Report, word for word, every line of the material that contains "Tools".

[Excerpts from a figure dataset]
»»
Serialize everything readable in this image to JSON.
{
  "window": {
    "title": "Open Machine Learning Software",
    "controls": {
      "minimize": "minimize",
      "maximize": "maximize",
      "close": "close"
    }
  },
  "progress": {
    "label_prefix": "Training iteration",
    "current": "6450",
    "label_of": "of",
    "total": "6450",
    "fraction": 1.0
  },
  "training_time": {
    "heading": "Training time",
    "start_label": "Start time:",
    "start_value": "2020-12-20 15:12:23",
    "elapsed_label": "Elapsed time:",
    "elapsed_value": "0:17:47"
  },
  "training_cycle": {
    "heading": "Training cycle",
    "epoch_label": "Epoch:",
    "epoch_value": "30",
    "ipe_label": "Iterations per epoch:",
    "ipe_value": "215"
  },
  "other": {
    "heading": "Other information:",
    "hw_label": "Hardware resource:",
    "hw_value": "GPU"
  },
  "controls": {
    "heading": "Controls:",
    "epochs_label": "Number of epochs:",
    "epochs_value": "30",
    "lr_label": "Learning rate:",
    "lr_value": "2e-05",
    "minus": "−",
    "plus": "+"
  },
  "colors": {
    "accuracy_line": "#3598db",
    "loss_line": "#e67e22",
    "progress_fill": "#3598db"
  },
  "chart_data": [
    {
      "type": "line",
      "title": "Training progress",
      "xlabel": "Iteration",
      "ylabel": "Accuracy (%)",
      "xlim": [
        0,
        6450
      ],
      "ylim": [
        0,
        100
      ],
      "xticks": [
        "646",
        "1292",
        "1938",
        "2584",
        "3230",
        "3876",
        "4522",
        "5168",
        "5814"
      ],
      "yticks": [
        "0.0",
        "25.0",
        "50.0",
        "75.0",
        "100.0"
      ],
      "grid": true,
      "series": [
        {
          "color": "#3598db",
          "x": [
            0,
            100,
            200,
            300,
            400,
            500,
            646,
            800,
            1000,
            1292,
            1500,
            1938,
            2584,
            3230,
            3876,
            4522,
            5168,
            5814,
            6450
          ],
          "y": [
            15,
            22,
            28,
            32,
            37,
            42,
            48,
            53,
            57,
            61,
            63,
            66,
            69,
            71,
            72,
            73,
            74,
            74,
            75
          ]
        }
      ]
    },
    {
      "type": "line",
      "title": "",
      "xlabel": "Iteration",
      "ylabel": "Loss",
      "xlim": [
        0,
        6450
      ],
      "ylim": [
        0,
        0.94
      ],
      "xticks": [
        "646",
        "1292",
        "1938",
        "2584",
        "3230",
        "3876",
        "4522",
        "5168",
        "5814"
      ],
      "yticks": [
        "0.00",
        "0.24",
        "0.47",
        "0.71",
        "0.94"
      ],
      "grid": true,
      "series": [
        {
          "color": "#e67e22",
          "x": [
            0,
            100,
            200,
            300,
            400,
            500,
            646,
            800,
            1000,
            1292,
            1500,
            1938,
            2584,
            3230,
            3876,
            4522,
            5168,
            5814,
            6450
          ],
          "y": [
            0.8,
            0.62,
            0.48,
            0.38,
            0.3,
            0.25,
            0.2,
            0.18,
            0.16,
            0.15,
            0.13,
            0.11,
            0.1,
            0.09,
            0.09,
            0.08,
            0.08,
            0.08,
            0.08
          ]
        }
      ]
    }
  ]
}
««
»»
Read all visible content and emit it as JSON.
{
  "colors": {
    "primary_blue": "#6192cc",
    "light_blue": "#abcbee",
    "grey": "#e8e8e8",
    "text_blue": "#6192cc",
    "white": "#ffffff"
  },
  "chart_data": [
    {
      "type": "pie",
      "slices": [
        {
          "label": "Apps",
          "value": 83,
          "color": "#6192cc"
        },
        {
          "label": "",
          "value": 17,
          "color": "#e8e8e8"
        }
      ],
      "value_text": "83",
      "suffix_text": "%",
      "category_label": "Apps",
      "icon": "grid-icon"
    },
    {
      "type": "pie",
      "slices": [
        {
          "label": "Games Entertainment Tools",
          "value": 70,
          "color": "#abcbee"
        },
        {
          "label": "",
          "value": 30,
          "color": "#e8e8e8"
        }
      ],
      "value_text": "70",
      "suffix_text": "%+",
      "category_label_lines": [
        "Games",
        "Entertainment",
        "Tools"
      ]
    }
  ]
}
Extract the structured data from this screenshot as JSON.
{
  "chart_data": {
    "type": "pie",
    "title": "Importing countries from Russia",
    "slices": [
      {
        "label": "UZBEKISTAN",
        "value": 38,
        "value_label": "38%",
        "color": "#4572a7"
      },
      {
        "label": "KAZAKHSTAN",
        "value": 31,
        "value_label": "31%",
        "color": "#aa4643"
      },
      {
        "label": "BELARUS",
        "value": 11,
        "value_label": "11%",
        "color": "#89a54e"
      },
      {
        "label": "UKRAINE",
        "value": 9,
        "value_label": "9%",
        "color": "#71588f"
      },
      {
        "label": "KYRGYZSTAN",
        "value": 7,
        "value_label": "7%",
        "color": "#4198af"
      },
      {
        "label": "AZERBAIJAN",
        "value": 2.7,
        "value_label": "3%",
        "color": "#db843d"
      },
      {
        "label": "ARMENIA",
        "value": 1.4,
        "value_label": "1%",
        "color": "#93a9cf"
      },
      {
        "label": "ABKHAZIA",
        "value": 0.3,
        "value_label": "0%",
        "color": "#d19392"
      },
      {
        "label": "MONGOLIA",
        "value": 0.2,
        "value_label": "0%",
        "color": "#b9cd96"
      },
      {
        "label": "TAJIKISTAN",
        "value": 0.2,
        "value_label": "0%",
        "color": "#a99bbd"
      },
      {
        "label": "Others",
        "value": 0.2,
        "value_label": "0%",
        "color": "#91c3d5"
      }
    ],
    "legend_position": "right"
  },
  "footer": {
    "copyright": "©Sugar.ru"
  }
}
««
»»
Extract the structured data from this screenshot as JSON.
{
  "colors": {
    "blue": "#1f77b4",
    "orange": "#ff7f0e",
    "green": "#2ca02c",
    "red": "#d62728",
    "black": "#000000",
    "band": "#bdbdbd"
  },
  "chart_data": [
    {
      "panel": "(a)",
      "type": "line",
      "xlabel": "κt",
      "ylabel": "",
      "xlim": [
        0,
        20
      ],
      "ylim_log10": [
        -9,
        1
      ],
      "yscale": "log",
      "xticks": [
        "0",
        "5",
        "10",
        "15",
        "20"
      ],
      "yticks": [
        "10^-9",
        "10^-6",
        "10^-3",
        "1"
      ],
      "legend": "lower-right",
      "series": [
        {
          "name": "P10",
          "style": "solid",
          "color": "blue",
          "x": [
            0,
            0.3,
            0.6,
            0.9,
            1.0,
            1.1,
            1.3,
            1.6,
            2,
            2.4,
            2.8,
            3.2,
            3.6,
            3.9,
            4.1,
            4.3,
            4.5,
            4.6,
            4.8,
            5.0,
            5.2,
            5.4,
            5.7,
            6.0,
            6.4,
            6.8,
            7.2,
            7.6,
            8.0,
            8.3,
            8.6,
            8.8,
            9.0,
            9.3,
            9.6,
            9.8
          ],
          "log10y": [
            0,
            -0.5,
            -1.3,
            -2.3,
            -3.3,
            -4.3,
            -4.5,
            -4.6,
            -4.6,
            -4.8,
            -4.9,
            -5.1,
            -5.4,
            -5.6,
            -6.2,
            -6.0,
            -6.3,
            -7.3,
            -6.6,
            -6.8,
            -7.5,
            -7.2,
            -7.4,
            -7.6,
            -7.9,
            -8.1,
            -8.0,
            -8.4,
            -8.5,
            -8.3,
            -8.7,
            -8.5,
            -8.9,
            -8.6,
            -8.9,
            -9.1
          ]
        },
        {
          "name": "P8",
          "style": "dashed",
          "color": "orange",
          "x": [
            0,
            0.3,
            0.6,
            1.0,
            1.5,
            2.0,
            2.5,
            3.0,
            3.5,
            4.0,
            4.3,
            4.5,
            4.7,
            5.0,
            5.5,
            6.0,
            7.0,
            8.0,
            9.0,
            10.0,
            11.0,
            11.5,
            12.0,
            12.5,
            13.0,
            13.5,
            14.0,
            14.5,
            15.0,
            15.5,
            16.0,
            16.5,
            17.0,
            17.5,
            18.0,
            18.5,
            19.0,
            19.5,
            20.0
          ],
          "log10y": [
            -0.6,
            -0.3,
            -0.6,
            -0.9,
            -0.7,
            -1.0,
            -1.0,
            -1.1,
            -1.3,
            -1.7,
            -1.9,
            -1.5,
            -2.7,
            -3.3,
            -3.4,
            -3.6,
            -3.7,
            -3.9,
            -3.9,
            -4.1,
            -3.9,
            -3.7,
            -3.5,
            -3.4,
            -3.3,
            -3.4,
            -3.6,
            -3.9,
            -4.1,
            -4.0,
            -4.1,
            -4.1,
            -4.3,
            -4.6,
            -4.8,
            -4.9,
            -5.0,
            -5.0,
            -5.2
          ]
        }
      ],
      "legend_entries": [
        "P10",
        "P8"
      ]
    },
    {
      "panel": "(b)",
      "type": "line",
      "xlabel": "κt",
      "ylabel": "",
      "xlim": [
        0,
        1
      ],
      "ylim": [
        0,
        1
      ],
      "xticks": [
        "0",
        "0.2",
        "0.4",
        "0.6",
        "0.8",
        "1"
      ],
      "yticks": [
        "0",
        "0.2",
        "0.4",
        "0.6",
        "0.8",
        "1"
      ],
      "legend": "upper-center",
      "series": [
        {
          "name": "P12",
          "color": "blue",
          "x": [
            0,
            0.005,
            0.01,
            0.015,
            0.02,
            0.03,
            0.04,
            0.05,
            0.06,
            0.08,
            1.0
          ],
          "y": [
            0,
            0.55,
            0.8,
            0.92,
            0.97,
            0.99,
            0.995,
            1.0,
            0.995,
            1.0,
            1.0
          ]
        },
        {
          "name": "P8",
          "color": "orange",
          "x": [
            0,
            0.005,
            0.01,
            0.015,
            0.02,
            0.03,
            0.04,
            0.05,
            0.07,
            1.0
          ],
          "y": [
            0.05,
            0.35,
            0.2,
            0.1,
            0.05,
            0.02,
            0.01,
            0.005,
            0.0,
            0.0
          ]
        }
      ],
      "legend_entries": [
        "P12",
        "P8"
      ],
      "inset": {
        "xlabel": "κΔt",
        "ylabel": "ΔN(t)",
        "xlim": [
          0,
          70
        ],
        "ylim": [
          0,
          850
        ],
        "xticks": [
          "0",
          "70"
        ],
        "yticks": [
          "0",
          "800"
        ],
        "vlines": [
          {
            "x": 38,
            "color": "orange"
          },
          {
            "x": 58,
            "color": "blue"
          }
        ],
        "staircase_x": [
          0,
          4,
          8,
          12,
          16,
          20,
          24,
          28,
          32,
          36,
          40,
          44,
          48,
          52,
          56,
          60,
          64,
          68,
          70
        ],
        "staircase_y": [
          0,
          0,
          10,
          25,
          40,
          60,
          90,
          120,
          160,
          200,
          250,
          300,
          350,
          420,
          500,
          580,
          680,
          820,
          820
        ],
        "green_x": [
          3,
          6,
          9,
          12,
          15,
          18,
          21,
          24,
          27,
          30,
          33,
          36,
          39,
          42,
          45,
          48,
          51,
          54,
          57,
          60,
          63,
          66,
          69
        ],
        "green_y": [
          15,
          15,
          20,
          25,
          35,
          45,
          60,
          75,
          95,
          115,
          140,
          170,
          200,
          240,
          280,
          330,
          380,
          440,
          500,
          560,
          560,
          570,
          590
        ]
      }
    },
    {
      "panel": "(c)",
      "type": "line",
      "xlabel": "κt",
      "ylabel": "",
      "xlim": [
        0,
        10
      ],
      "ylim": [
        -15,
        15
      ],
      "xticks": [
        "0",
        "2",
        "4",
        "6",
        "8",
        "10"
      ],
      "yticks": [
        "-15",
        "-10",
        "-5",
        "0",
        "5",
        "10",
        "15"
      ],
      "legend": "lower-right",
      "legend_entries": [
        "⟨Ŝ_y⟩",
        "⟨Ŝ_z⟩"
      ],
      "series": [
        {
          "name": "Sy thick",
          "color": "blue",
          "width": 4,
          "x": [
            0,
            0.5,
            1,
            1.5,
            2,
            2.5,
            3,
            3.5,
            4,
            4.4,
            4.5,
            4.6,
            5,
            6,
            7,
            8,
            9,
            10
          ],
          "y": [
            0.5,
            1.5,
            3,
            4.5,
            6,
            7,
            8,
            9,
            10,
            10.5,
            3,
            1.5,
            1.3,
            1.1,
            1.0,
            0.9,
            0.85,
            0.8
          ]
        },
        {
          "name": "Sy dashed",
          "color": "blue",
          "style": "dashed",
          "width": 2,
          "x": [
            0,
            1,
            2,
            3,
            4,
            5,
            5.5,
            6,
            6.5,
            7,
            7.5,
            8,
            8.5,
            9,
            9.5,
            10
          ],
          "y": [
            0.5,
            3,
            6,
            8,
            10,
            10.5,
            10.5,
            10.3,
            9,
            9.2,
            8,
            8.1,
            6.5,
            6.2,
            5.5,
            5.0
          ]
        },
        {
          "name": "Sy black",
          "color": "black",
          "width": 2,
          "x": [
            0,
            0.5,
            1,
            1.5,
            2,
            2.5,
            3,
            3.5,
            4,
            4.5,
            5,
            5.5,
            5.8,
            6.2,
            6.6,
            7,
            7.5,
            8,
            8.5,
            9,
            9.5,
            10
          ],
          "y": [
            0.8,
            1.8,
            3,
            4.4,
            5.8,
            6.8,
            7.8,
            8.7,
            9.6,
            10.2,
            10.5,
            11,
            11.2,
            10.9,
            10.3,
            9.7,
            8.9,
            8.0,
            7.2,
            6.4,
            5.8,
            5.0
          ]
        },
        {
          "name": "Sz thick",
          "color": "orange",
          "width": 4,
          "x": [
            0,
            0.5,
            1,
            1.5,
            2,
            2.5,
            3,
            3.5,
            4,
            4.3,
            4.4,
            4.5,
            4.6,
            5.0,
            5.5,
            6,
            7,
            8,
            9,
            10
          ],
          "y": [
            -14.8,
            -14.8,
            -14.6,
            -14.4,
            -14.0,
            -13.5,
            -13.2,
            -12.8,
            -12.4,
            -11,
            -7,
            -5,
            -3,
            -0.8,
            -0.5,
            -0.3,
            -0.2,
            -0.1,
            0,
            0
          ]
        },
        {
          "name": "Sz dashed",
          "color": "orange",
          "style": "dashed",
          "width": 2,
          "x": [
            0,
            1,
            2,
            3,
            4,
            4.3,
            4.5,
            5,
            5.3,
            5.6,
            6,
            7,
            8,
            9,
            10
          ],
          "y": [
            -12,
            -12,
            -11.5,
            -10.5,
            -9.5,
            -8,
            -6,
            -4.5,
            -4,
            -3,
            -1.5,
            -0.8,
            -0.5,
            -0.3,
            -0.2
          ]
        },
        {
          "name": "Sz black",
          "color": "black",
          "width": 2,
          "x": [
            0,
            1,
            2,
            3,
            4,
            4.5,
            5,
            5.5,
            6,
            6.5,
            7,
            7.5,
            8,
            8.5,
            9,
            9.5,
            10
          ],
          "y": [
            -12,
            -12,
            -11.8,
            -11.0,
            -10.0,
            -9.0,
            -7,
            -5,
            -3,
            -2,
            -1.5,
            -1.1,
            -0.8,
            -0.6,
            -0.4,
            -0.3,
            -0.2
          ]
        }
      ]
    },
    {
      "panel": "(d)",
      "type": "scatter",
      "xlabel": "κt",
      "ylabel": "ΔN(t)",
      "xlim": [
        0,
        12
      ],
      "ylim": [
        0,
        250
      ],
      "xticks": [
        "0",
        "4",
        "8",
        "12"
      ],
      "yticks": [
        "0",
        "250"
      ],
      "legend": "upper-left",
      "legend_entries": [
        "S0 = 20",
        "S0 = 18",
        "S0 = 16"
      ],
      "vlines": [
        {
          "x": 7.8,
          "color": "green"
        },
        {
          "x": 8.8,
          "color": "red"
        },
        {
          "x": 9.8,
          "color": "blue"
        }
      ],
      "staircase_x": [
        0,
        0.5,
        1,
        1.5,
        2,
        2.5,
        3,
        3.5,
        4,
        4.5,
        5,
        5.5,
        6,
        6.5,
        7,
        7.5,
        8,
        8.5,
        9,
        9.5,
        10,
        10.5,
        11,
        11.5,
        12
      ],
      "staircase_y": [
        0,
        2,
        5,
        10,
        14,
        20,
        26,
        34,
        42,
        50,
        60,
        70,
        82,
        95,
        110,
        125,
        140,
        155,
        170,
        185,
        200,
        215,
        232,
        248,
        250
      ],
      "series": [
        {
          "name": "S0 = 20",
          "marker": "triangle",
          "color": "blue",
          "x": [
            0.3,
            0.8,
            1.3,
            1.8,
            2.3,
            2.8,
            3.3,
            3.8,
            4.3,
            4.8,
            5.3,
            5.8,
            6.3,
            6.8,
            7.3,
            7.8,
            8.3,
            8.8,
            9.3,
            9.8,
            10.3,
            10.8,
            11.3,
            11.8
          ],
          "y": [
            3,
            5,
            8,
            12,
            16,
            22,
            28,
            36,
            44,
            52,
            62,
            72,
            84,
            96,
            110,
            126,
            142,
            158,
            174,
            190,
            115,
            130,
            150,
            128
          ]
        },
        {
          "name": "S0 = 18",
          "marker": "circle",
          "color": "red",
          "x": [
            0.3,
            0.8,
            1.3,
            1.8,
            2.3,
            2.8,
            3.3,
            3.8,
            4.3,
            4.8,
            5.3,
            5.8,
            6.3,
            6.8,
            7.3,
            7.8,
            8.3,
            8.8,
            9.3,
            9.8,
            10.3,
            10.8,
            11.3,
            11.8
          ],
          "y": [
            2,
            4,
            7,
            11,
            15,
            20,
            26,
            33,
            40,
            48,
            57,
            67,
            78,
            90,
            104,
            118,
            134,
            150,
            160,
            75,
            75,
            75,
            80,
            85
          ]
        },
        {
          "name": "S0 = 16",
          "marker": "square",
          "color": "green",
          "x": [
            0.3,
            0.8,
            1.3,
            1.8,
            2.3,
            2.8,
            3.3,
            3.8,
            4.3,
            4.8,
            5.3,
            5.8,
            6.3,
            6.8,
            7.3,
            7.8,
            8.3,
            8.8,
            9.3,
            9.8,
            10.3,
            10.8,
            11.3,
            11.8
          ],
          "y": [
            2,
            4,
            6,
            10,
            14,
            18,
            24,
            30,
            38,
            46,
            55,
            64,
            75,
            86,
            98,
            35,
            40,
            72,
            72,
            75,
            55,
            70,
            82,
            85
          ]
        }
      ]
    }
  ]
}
««
● Response:
          "label": "Games Entertainment Tools",
        "Tools"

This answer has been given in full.